-- begin --

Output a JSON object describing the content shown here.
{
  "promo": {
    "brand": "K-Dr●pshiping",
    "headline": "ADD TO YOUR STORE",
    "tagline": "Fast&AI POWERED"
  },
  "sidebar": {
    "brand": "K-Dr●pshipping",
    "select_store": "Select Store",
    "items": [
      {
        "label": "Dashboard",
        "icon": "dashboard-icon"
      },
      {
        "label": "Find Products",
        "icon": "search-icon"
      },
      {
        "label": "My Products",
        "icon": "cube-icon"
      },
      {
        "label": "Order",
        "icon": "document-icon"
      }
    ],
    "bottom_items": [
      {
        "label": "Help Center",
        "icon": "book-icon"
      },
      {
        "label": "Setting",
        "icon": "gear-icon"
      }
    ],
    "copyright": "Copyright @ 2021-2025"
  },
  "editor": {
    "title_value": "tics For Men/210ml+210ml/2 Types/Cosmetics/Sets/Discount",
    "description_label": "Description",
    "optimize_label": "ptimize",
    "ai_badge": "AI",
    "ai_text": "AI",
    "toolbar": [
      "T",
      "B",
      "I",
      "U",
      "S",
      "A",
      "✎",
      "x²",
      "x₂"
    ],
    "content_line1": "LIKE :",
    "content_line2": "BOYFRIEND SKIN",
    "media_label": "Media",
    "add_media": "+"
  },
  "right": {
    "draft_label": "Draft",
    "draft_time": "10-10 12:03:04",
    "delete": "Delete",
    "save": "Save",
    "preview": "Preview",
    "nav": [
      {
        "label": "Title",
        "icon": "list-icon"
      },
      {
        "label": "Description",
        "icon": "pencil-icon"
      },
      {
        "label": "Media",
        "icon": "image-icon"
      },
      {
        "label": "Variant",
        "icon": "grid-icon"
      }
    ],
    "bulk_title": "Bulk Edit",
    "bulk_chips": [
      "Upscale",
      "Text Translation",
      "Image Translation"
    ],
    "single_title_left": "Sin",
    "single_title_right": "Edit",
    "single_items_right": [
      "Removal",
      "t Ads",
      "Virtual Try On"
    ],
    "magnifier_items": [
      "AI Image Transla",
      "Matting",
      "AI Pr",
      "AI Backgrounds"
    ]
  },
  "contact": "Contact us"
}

-- end --

*Instructions to follow:*
Give the records above again, word for word.

*Full response:*
Output a JSON object describing the content shown here.
{
  "promo": {
    "brand": "K-Dr●pshiping",
    "headline": "ADD TO YOUR STORE",
    "tagline": "Fast&AI POWERED"
  },
  "sidebar": {
    "brand": "K-Dr●pshipping",
    "select_store": "Select Store",
    "items": [
      {
        "label": "Dashboard",
        "icon": "dashboard-icon"
      },
      {
        "label": "Find Products",
        "icon": "search-icon"
      },
      {
        "label": "My Products",
        "icon": "cube-icon"
      },
      {
        "label": "Order",
        "icon": "document-icon"
      }
    ],
    "bottom_items": [
      {
        "label": "Help Center",
        "icon": "book-icon"
      },
      {
        "label": "Setting",
        "icon": "gear-icon"
      }
    ],
    "copyright": "Copyright @ 2021-2025"
  },
  "editor": {
    "title_value": "tics For Men/210ml+210ml/2 Types/Cosmetics/Sets/Discount",
    "description_label": "Description",
    "optimize_label": "ptimize",
    "ai_badge": "AI",
    "ai_text": "AI",
    "toolbar": [
      "T",
      "B",
      "I",
      "U",
      "S",
      "A",
      "✎",
      "x²",
      "x₂"
    ],
    "content_line1": "LIKE :",
    "content_line2": "BOYFRIEND SKIN",
    "media_label": "Media",
    "add_media": "+"
  },
  "right": {
    "draft_label": "Draft",
    "draft_time": "10-10 12:03:04",
    "delete": "Delete",
    "save": "Save",
    "preview": "Preview",
    "nav": [
      {
        "label": "Title",
        "icon": "list-icon"
      },
      {
        "label": "Description",
        "icon": "pencil-icon"
      },
      {
        "label": "Media",
        "icon": "image-icon"
      },
      {
        "label": "Variant",
        "icon": "grid-icon"
      }
    ],
    "bulk_title": "Bulk Edit",
    "bulk_chips": [
      "Upscale",
      "Text Translation",
      "Image Translation"
    ],
    "single_title_left": "Sin",
    "single_title_right": "Edit",
    "single_items_right": [
      "Removal",
      "t Ads",
      "Virtual Try On"
    ],
    "magnifier_items": [
      "AI Image Transla",
      "Matting",
      "AI Pr",
      "AI Backgrounds"
    ]
  },
  "contact": "Contact us"
}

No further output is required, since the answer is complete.